* _Your goal_: From the article on choosing blog categories, pull out everything from "Why you need" down to "great user experience.", word for word.

* _Provided text_:

How to Choose Blog Categories (That Will Actually Get Your Content Read!)

Derrick Weiss

By Derrick Weiss

Jan 27, 2017

How to Choose Blog Categories (That Will Actually Get Your Content Read!)

Choosing the right blog categories is incredibly difficult.

All too often I hear: my company sells widgets, we should have a category for each type of widget! AND we should have a category for each industry that buys our widgets!

You shouldn’t. They’re wrong. Don’t do that.

I’ve told clients not to do that.

Your blog is an inbound tool - it’s meant to educate, illuminate, and share information to make your prospects more knowledgeable, better at their jobs, and be useful.

The only way it’s going to do that is if the content is superb, and if your blog makes it easy for a user to get around, find the answers they want, the answers they need, and the answers to questions they didn’t even know they had.

Why you need to organize your blog:

Kinda seems like a no brainer when you really stop and think about it, right? But it’s not always.

When someone searches via Google, they’re most likely going to find what they are looking for, because it’s something pretty specific.

But what if they’re just browsing a site they already know? (that’s you!) If they are searching for something on your website, because they trust you, your people, and your insights, then how can they browse effectively, instead of just scrolling through your feed?

There’s a better way...

Categories are part of a great user experience.

As a marketer, you should always think of the user first. This is true when it comes to your homepage, website as a whole, your sales process, and your blog. (and here’s a great resource for more on that.)

Effective and thoughtful organization of your blog content can improve user experience -- and that’s all you really want.

Clear, specific categories resonate with your audience and make it incredibly fast and easy for them to find exactly what they’re looking for. With them, people don't have to scroll through endless pages on Google or on your site, because everything's organized into rational buckets that make sense to them.

So how do you go about choosing and creating great categories? There’s a couple places to start:

Live in the solution.

What are your buyer persona’s problems?

IMPACT’s personas’ problems are usually one of three things: they need more awareness, they need more people interested, or they need to generate more revenue. This is true for our persona, and even more true (anecdotally) for our clients, which is why our blog categories include things like “getting found,” “lead generation,” and “sales.”

Paying close attention to these pain points is a great source of possible blog categories and organizing your content. Let’s get really specific and say your persona spends ten hours a week on document management.

Finding and sorting files, sending them to the right people, managing multiple versions with multiple approvals, all that fun stuff.

Each of those things takes a lot of time, especially if they are doing it manually. This is a pain point for your persona and they are quickly getting burnt out.

You know this. They know this. But they might not know what a potential solution is, how it functions, or any of the details, but they’ll find all of that in your blog category.

So what is it in this case?

It’s probably one of two: Time Management, or Automation. You can decide which of these is the best fit by asking yourself this question: How does your persona define their problem? What words do they use to describe it? Would they call it Time Management, or Automation?

The answer to that question is the category you should go with.

Ask Sales.

Sales is marketing’s best friend. If your marketing department (or you) isn’t collaborating with sales, YOU’RE DOING IT WRONG.

Here’s a quick list of questions to discuss in your weekly smarketing meeting, content brainstorming meeting, or when you see each other by the water cooler:

  • What are the common objections you get from prospects? How do you overcome them?

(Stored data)

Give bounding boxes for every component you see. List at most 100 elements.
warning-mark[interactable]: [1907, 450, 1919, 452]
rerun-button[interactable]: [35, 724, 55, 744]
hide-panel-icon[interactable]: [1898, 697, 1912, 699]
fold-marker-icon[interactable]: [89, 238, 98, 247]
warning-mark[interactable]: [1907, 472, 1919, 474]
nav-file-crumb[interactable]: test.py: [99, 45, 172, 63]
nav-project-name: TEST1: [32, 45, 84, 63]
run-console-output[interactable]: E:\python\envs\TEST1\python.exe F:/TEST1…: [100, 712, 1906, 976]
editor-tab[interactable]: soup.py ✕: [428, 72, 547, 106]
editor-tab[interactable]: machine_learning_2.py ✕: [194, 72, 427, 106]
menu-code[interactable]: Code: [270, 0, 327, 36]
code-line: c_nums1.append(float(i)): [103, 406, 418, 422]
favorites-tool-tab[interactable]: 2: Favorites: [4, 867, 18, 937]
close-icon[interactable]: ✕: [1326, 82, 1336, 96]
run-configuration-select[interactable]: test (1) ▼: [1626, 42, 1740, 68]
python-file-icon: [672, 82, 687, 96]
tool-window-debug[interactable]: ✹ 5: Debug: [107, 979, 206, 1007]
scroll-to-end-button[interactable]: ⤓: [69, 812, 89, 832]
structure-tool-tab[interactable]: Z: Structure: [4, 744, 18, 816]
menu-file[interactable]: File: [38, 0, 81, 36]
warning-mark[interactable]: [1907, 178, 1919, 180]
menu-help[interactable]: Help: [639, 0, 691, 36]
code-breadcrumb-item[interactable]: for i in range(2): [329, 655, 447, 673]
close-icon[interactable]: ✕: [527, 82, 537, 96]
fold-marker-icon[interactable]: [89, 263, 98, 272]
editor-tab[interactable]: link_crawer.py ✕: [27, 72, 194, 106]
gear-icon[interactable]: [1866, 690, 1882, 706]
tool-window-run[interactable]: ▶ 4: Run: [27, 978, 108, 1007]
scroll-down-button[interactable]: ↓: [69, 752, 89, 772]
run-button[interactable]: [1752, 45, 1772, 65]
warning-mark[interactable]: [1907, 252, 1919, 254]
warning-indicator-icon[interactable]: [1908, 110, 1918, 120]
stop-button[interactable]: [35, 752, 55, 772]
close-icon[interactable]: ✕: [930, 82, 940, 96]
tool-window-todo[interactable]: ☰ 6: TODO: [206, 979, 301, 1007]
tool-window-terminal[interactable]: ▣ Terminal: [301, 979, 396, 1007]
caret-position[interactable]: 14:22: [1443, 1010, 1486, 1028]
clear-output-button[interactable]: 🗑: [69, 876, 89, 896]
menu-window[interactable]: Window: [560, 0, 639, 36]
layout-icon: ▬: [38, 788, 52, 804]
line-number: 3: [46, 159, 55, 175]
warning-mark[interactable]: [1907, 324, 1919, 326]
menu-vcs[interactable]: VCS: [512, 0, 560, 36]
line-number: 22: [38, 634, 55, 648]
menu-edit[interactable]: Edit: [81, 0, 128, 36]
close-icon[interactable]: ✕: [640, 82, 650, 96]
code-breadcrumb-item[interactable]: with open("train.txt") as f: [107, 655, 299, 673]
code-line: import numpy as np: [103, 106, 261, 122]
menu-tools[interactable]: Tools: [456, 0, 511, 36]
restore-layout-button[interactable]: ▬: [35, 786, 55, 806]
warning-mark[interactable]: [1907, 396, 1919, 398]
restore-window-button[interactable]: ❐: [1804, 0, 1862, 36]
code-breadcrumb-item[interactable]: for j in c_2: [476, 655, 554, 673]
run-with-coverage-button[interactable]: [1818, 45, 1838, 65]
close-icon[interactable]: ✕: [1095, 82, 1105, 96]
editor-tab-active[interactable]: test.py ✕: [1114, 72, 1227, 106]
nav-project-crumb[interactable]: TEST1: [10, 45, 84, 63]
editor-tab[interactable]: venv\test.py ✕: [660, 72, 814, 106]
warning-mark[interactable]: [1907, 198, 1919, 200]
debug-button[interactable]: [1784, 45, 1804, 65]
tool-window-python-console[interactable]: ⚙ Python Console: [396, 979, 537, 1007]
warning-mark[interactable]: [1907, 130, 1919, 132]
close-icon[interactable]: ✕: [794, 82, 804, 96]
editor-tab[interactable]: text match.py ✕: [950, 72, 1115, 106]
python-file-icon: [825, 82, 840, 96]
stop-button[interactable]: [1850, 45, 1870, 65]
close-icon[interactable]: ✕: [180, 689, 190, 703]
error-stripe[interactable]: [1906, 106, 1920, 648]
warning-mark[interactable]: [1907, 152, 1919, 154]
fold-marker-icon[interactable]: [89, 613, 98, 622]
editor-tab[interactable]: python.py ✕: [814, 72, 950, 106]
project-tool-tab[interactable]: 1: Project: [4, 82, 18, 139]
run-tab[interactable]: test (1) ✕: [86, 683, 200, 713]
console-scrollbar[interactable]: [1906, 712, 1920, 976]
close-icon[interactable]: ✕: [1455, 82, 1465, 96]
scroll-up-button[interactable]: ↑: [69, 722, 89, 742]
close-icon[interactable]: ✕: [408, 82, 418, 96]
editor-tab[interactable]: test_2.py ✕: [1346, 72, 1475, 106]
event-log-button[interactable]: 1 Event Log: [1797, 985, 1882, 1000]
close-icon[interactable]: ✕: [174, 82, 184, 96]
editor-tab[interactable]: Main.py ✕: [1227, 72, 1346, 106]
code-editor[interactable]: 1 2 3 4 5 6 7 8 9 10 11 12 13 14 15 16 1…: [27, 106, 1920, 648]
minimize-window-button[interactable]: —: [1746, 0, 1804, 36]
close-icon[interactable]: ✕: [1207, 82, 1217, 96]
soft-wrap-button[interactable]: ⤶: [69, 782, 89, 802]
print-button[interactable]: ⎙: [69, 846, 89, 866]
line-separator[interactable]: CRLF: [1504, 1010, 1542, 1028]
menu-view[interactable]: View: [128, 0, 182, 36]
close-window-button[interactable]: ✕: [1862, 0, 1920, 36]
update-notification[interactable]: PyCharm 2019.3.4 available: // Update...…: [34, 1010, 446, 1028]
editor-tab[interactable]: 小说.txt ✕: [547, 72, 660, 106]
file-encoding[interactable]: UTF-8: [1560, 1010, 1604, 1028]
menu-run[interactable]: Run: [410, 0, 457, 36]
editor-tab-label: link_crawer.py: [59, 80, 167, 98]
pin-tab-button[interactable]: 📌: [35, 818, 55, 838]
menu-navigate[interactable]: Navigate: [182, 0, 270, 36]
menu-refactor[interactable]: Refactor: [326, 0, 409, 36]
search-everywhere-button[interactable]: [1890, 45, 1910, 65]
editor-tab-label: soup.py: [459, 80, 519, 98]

* _Answer for this exercise_:
Why you need to organize your blog:

Kinda seems like a no brainer when you really stop and think about it, right? But it’s not always.

When someone searches via Google, they’re most likely going to find what they are looking for, because it’s something pretty specific.

But what if they’re just browsing a site they already know? (that’s you!) If they are searching for something on your website, because they trust you, your people, and your insights, then how can they browse effectively, instead of just scrolling through your feed?

There’s a better way...

Categories are part of a great user experience.